Data excerpts
___

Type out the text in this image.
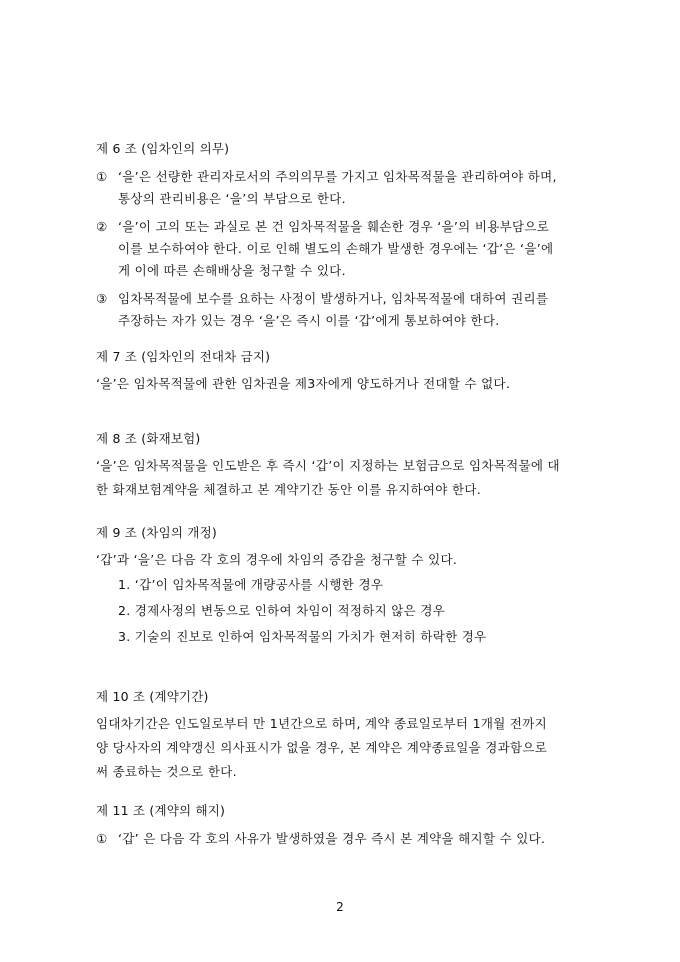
제 6 조 (임차인의 의무)

① ‘을’은 선량한 관리자로서의 주의의무를 가지고 임차목적물을 관리하여야 하며,
통상의 관리비용은 ‘을’의 부담으로 한다.
② ‘을’이 고의 또는 과실로 본 건 임차목적물을 훼손한 경우 ‘을’의 비용부담으로
이를 보수하여야 한다. 이로 인해 별도의 손해가 발생한 경우에는 ‘갑’은 ‘을’에
게 이에 따른 손해배상을 청구할 수 있다.
③ 임차목적물에 보수를 요하는 사정이 발생하거나, 임차목적물에 대하여 권리를
주장하는 자가 있는 경우 ‘을’은 즉시 이를 ‘갑’에게 통보하여야 한다.

제 7 조 (임차인의 전대차 금지)

‘을’은 임차목적물에 관한 임차권을 제3자에게 양도하거나 전대할 수 없다.

제 8 조 (화재보험)

‘을’은 임차목적물을 인도받은 후 즉시 ‘갑’이 지정하는 보험금으로 임차목적물에 대

한 화재보험계약을 체결하고 본 계약기간 동안 이를 유지하여야 한다.

제 9 조 (차임의 개정)

‘갑’과 ‘을’은 다음 각 호의 경우에 차임의 증감을 청구할 수 있다.

1. ‘갑’이 임차목적물에 개량공사를 시행한 경우

2. 경제사정의 변동으로 인하여 차임이 적정하지 않은 경우

3. 기술의 진보로 인하여 임차목적물의 가치가 현저히 하락한 경우

제 10 조 (계약기간)

임대차기간은 인도일로부터 만 1년간으로 하며, 계약 종료일로부터 1개월 전까지

양 당사자의 계약갱신 의사표시가 없을 경우, 본 계약은 계약종료일을 경과함으로

써 종료하는 것으로 한다.

제 11 조 (계약의 해지)

① ‘갑’ 은 다음 각 호의 사유가 발생하였을 경우 즉시 본 계약을 해지할 수 있다.
2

___

- _Prompt_: State how many lines in the entries above include the word "임차목적물에"; reply with the number alone.

- _Output below_: 4